[Stored entries]
####################

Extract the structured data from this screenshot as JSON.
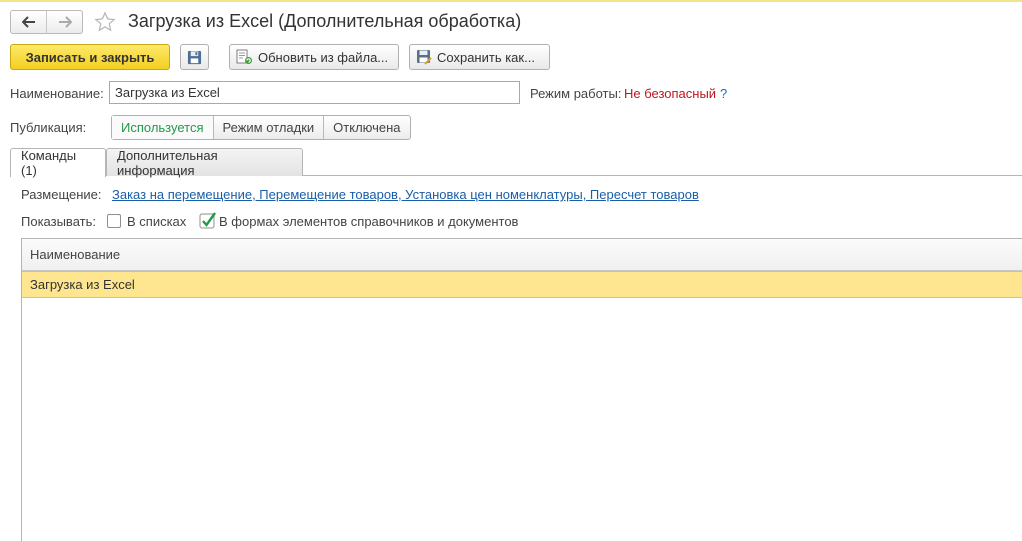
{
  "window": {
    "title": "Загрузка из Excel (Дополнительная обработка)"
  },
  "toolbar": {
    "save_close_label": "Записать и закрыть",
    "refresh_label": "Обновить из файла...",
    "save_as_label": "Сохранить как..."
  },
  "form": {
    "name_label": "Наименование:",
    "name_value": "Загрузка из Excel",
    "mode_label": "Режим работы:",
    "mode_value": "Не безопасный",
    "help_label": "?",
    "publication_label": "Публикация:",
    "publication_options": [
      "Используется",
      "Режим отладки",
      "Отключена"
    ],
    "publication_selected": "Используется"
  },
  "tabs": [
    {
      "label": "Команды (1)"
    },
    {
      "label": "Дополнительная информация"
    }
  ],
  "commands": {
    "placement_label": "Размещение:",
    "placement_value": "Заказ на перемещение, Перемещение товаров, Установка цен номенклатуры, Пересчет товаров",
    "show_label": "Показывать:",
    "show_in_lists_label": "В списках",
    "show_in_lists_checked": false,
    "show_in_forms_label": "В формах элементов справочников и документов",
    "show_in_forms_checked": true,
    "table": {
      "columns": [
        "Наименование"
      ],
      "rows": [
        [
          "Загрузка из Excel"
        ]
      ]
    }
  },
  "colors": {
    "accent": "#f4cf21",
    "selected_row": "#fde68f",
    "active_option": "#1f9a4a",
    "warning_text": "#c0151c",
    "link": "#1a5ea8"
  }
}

####################

[AIM] The records above should be reproduced exactly, with no pictures included.

[TASK SOLUTION]
Extract the structured data from this screenshot as JSON.
{
  "window": {
    "title": "Загрузка из Excel (Дополнительная обработка)"
  },
  "toolbar": {
    "save_close_label": "Записать и закрыть",
    "refresh_label": "Обновить из файла...",
    "save_as_label": "Сохранить как..."
  },
  "form": {
    "name_label": "Наименование:",
    "name_value": "Загрузка из Excel",
    "mode_label": "Режим работы:",
    "mode_value": "Не безопасный",
    "help_label": "?",
    "publication_label": "Публикация:",
    "publication_options": [
      "Используется",
      "Режим отладки",
      "Отключена"
    ],
    "publication_selected": "Используется"
  },
  "tabs": [
    {
      "label": "Команды (1)"
    },
    {
      "label": "Дополнительная информация"
    }
  ],
  "commands": {
    "placement_label": "Размещение:",
    "placement_value": "Заказ на перемещение, Перемещение товаров, Установка цен номенклатуры, Пересчет товаров",
    "show_label": "Показывать:",
    "show_in_lists_label": "В списках",
    "show_in_lists_checked": false,
    "show_in_forms_label": "В формах элементов справочников и документов",
    "show_in_forms_checked": true,
    "table": {
      "columns": [
        "Наименование"
      ],
      "rows": [
        [
          "Загрузка из Excel"
        ]
      ]
    }
  },
  "colors": {
    "accent": "#f4cf21",
    "selected_row": "#fde68f",
    "active_option": "#1f9a4a",
    "warning_text": "#c0151c",
    "link": "#1a5ea8"
  }
}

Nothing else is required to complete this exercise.